§ **PROBLEM TO SOLVE**:
Output all lines exactly, with nothing added or dropped.

[Collection entries]
--- Start ---
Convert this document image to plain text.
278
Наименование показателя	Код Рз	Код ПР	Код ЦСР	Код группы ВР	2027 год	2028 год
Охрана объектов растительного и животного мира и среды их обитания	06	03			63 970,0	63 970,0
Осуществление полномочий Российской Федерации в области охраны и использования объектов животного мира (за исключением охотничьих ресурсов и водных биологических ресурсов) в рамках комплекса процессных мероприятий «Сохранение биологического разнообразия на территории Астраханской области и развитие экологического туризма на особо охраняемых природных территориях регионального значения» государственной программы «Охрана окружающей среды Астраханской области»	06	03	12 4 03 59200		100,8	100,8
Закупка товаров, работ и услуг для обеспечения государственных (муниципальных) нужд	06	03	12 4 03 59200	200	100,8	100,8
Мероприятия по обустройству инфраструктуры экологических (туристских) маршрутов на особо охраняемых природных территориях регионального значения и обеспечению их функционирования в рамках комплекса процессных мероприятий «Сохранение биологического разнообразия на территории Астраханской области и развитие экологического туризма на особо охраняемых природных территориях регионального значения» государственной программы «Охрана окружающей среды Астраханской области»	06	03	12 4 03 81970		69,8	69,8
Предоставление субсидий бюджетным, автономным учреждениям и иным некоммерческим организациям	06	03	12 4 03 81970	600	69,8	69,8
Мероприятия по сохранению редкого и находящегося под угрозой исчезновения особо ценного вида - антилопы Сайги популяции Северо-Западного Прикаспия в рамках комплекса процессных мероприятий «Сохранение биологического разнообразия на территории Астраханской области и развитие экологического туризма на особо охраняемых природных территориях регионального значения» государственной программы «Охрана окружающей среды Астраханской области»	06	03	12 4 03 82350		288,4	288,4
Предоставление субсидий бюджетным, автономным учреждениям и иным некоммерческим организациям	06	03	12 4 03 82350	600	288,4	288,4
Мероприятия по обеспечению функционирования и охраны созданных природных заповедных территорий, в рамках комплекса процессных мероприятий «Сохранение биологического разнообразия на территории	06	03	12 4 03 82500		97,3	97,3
--- End ---
§ **EXERCISE OUTPUT**:
Convert this document image to plain text.
278
Наименование показателя	Код Рз	Код ПР	Код ЦСР	Код группы ВР	2027 год	2028 год
Охрана объектов растительного и животного мира и среды их обитания	06	03			63 970,0	63 970,0
Осуществление полномочий Российской Федерации в области охраны и использования объектов животного мира (за исключением охотничьих ресурсов и водных биологических ресурсов) в рамках комплекса процессных мероприятий «Сохранение биологического разнообразия на территории Астраханской области и развитие экологического туризма на особо охраняемых природных территориях регионального значения» государственной программы «Охрана окружающей среды Астраханской области»	06	03	12 4 03 59200		100,8	100,8
Закупка товаров, работ и услуг для обеспечения государственных (муниципальных) нужд	06	03	12 4 03 59200	200	100,8	100,8
Мероприятия по обустройству инфраструктуры экологических (туристских) маршрутов на особо охраняемых природных территориях регионального значения и обеспечению их функционирования в рамках комплекса процессных мероприятий «Сохранение биологического разнообразия на территории Астраханской области и развитие экологического туризма на особо охраняемых природных территориях регионального значения» государственной программы «Охрана окружающей среды Астраханской области»	06	03	12 4 03 81970		69,8	69,8
Предоставление субсидий бюджетным, автономным учреждениям и иным некоммерческим организациям	06	03	12 4 03 81970	600	69,8	69,8
Мероприятия по сохранению редкого и находящегося под угрозой исчезновения особо ценного вида - антилопы Сайги популяции Северо-Западного Прикаспия в рамках комплекса процессных мероприятий «Сохранение биологического разнообразия на территории Астраханской области и развитие экологического туризма на особо охраняемых природных территориях регионального значения» государственной программы «Охрана окружающей среды Астраханской области»	06	03	12 4 03 82350		288,4	288,4
Предоставление субсидий бюджетным, автономным учреждениям и иным некоммерческим организациям	06	03	12 4 03 82350	600	288,4	288,4
Мероприятия по обеспечению функционирования и охраны созданных природных заповедных территорий, в рамках комплекса процессных мероприятий «Сохранение биологического разнообразия на территории	06	03	12 4 03 82500		97,3	97,3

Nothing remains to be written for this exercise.